Esercizi da svolgere
A: Nel brano sul mandato di arresto europeo, quale tribunale ha emesso il mandato?
B: Nel brano sul mandato di arresto europeo, riscrivi il passo da "La Corte di" a "sofferto in Italia." sostituendo "Corte di appello" con "Corte d'appello".
C: Prosegui il brano sul mandato di arresto europeo a partire dalla sua ultima frase.

Brano fornito
★ ★ ★

La Corte di appello di Lecce, sezione di Taranto, aveva disposto farsi luogo alla consegna all’Autorità Giudiziaria rumena che ne aveva fatto richiesta in esecuzione del mandato di arresto europeo emesso dal Tribunale di Darabani per i reati di violazione di domicilio, aggressione e lesioni personali volontarie, per l’esecuzione in Romania della pena detentiva inflitta all’arrestato con sentenza con cui gli era stata comminata una pena di anni quattro, mesi otto, giorni venti di reclusione,detratto il periodo di custodia cautelare sofferto in Italia.

I motivi addotti nel ricorso per Cassazione

Avverso la decisione summenzionata proponeva ricorso per Cassazione il difensore di fiducia dell’arrestato ai sensi e per gli effetti dei seguenti articoli: 1) 606, comma 1, lett. b) cod. proc. pen. per inosservanza o erronea applicazione dell’art. 18, comma 1, lett. g), h) ed r) legge 22 aprile 2005, n. 69; 2) 606, comma 1, lett. d) cod. proc. pen. per mancata assunzione della sentenza di condanna riportata nel M.A.E. formando la stessa prova decisiva in ordine alla sussistenza dell’ipotesi di cui all’art. 18, comma 1, lett. g) e h) L. 22.4.2005, n. 69; 3) 606, comma 1, lett. e) cod. proc. pen. per contraddittorietà o manifesta illogicità della motivazione risultante dal testo del provvedimento impugnato“.

★ ★ ★

Dati forniti
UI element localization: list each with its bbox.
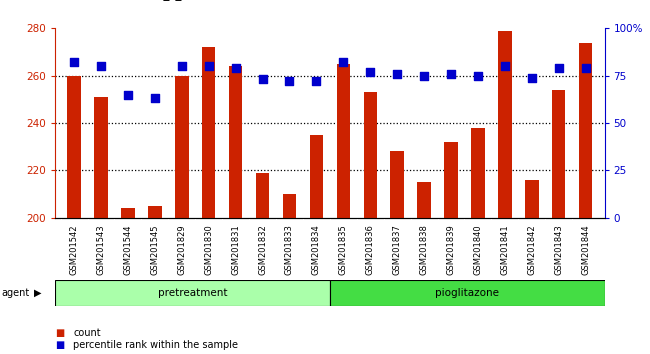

★ ★ ★

Soluzioni degli esercizi
A: Il Tribunale di Darabani.

B:
La Corte d'appello di Lecce, sezione di Taranto, aveva disposto farsi luogo alla consegna all’Autorità Giudiziaria rumena che ne aveva fatto richiesta in esecuzione del mandato di arresto europeo emesso dal Tribunale di Darabani per i reati di violazione di domicilio, aggressione e lesioni personali volontarie, per l’esecuzione in Romania della pena detentiva inflitta all’arrestato con sentenza con cui gli era stata comminata una pena di anni quattro, mesi otto, giorni venti di reclusione,detratto il periodo di custodia cautelare sofferto in Italia.

C:
Era stato, in proposito, osservato come la mancata assunzione da parte della Corte territoriale della sentenza di condanna emessa dal Tribunale di Darabani avesse comportato la violazione di legge e il consequenziale vizio di motivazione in relazione all’art. 18 lett. g) della legge n. 69 del 2005, posto che il processo in Romania, come risultava dallo stesso M.A.E., era stato celebrato in absentia del ricorrente e non risultando che quest’ultimo fosse stato sottoposto a un equo processo ai sensi dell’art. 6 C.E.D.U. tenuto conto altresì del fatto che, da un lato, il mandato di arresto europeo si era limitato a enucleare il solo capo di imputazione e la condanna riportata senza sviluppare le ragioni di fatto e di diritto che avevano portato il Tribunale ad affermare la penale responsabilità, dall’altro, il provvedimento cautelare, in base al quale il mandato di arresto europeo era stato emesso, era del tutto immotivato con conseguente violazione del disposto dell’art. 18 lett. t) della legge n. 69 del 2005; che palese è la violazione dell’art. 18, comma 1, lett. r) della legge n. 69 del 2005, “anche in considerazione della produzione documentale offerta dalla difesa in ordine alla concreta permanenza del C. in Italia, la cui esclusione è stata valutata sulla base di criteri apodittici e formalistici, svincolati totalmente dal dato reale che, al contrario, avrebbe parametrato la decisione sul segno opposto”.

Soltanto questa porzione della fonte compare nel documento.